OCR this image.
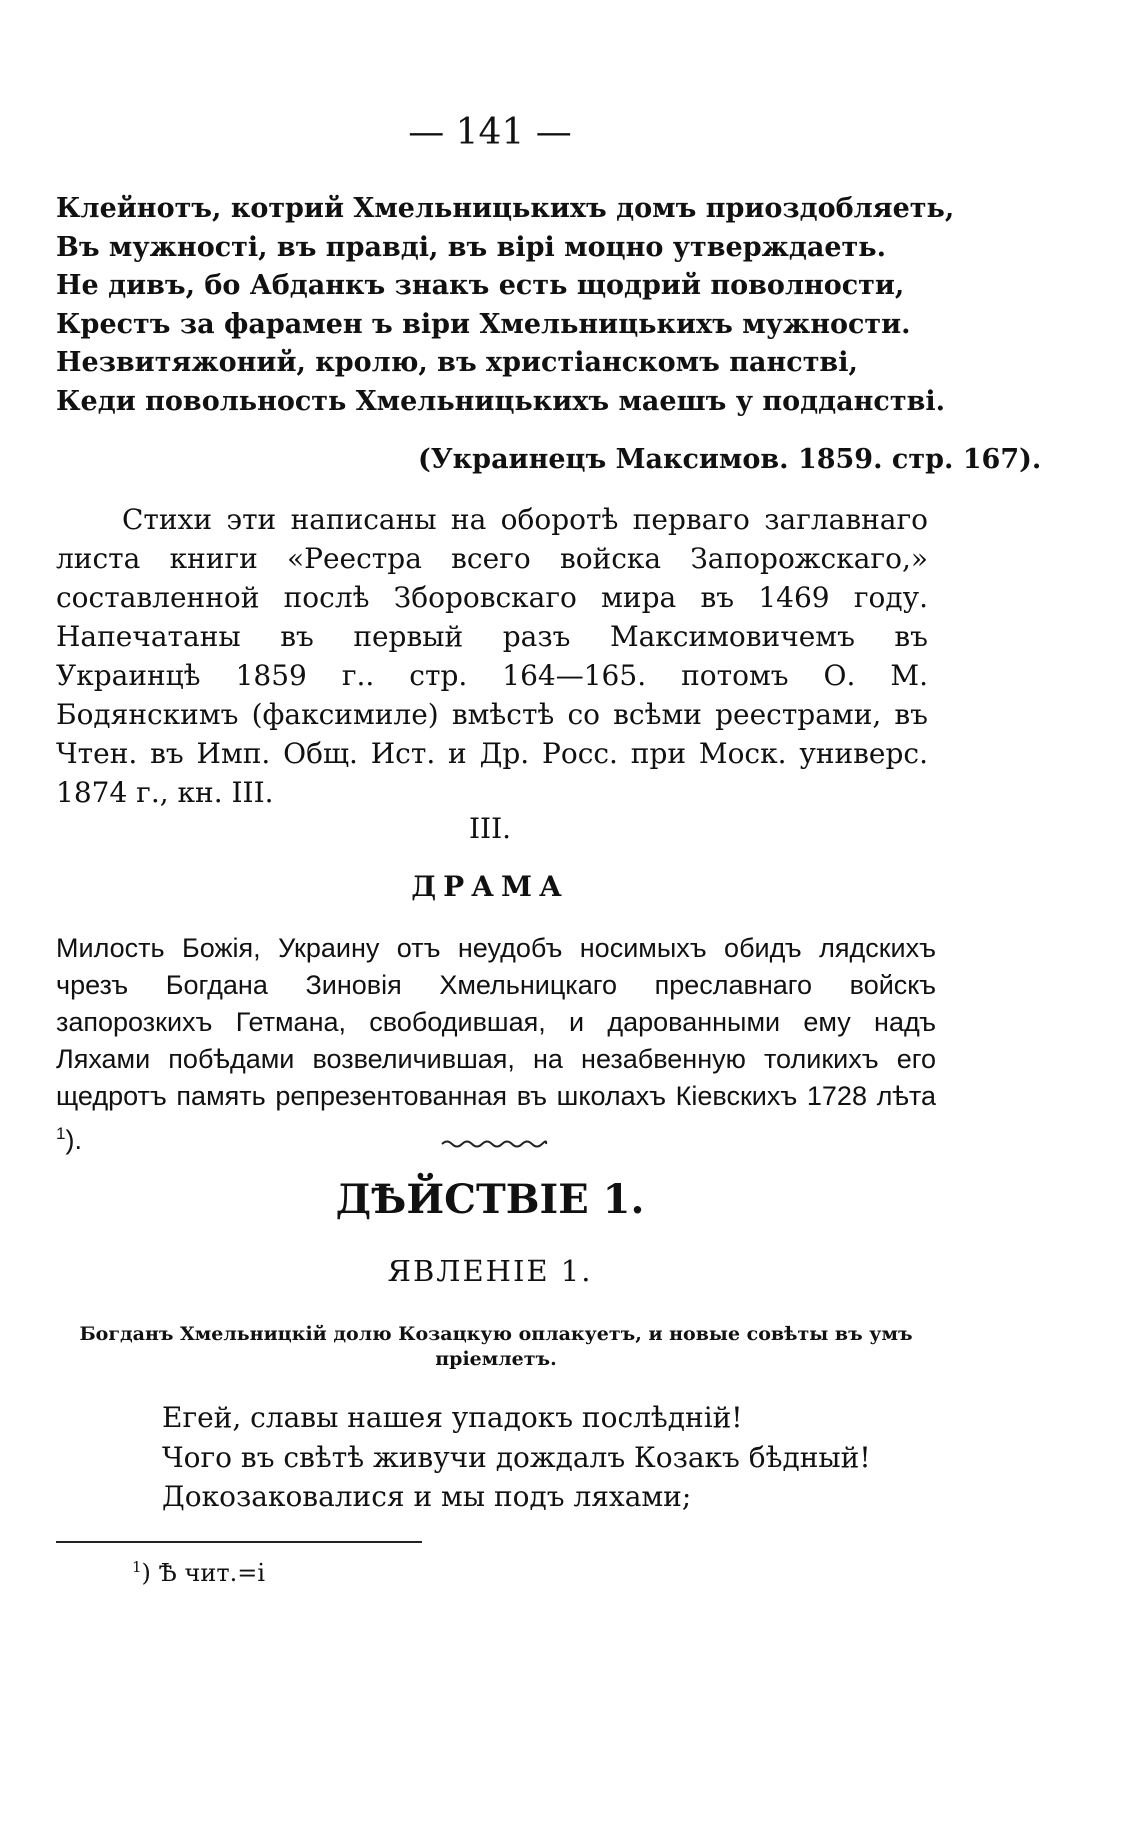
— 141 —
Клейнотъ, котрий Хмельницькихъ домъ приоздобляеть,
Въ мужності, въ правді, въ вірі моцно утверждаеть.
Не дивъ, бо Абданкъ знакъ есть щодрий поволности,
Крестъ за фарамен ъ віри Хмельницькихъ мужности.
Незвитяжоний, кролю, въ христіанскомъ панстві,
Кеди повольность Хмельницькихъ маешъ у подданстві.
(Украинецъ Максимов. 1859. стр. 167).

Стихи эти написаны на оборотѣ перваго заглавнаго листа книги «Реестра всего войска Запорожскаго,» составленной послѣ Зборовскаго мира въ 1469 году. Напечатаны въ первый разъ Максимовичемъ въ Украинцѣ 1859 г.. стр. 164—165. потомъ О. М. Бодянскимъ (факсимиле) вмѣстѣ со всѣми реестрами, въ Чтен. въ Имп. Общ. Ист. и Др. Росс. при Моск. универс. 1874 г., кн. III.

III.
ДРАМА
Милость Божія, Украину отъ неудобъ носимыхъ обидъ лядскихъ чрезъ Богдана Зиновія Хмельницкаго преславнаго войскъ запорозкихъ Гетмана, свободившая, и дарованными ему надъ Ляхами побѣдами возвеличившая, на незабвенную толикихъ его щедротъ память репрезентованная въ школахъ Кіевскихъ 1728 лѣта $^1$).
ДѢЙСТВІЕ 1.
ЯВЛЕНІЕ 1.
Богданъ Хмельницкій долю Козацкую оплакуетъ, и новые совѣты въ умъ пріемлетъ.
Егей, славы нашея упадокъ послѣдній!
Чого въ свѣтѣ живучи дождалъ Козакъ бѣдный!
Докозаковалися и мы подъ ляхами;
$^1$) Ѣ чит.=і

════════════════════

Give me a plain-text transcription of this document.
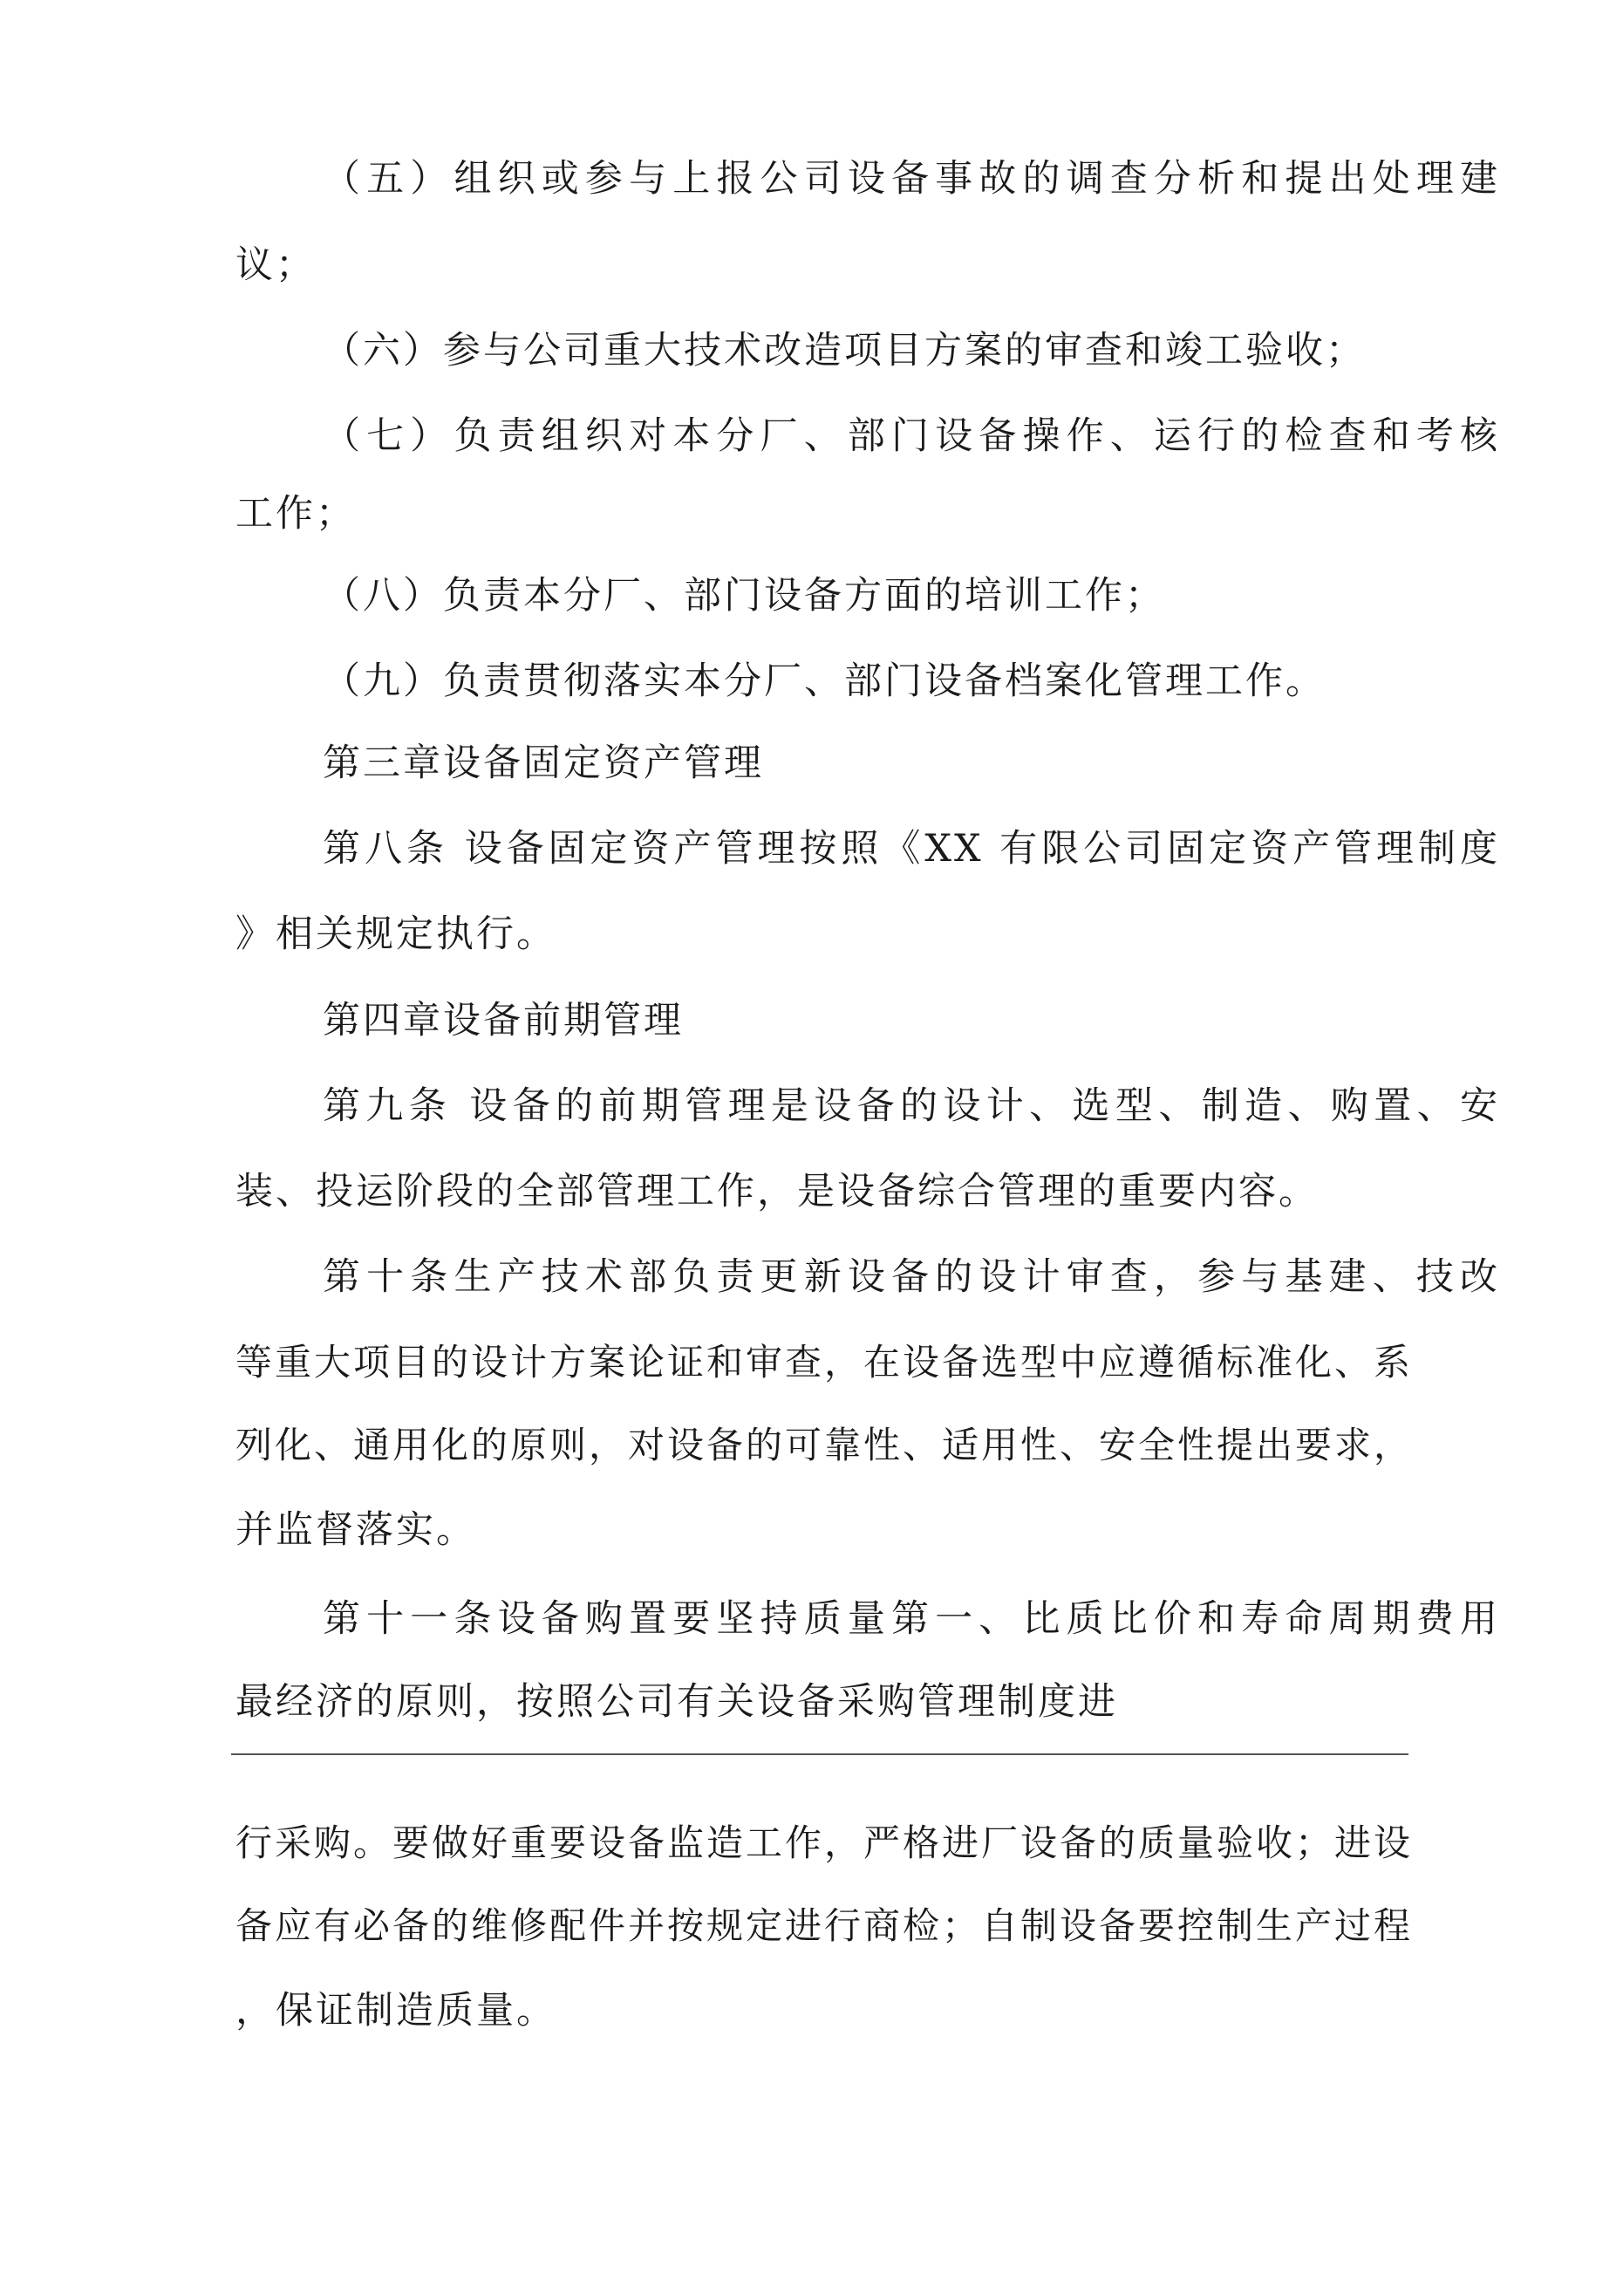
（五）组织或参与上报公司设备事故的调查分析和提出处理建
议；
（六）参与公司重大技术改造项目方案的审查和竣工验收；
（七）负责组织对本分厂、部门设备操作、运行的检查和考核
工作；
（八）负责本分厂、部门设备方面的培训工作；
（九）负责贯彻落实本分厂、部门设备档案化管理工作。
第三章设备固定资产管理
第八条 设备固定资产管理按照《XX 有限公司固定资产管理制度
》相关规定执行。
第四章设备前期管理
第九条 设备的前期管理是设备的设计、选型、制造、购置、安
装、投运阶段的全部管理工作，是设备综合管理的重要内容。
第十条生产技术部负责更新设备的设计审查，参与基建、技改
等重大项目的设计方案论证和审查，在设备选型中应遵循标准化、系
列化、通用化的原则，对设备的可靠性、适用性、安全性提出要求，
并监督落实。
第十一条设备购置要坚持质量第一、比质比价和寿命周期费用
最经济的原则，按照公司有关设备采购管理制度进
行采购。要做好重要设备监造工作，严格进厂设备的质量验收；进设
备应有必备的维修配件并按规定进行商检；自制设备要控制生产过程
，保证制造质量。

════════════════════

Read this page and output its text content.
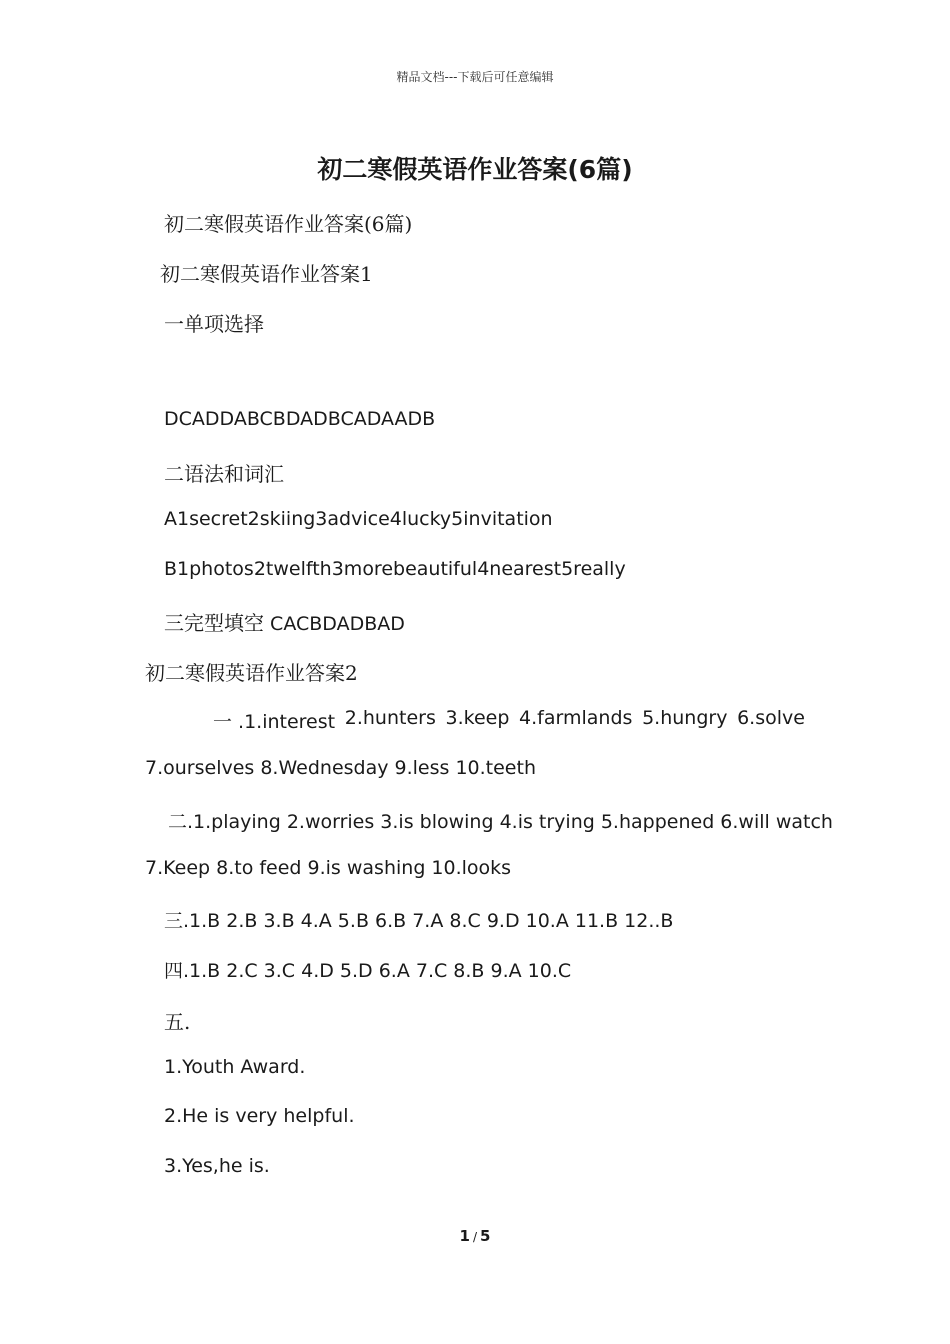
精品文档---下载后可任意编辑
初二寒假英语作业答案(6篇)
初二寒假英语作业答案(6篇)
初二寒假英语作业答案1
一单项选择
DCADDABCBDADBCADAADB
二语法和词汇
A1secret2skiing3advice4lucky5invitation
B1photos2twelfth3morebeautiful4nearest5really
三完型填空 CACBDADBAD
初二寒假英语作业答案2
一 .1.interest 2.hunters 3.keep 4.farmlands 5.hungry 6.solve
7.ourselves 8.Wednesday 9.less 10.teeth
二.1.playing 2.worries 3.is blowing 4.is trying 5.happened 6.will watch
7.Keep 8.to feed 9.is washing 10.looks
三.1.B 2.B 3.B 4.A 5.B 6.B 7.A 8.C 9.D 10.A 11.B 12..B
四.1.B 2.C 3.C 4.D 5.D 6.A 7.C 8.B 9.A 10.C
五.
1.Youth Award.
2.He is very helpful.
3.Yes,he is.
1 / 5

════════════════════

● **WHAT NEEDS TO BE DONE**: Find the lines holding "Хмельницькихъ" and list every one.

● **OUTPUT BELOW**:
Клейнотъ, котрий Хмельницькихъ домъ приоздобляеть,
Крестъ за фарамен ъ віри Хмельницькихъ мужности.
Кеди повольность Хмельницькихъ маешъ у подданстві.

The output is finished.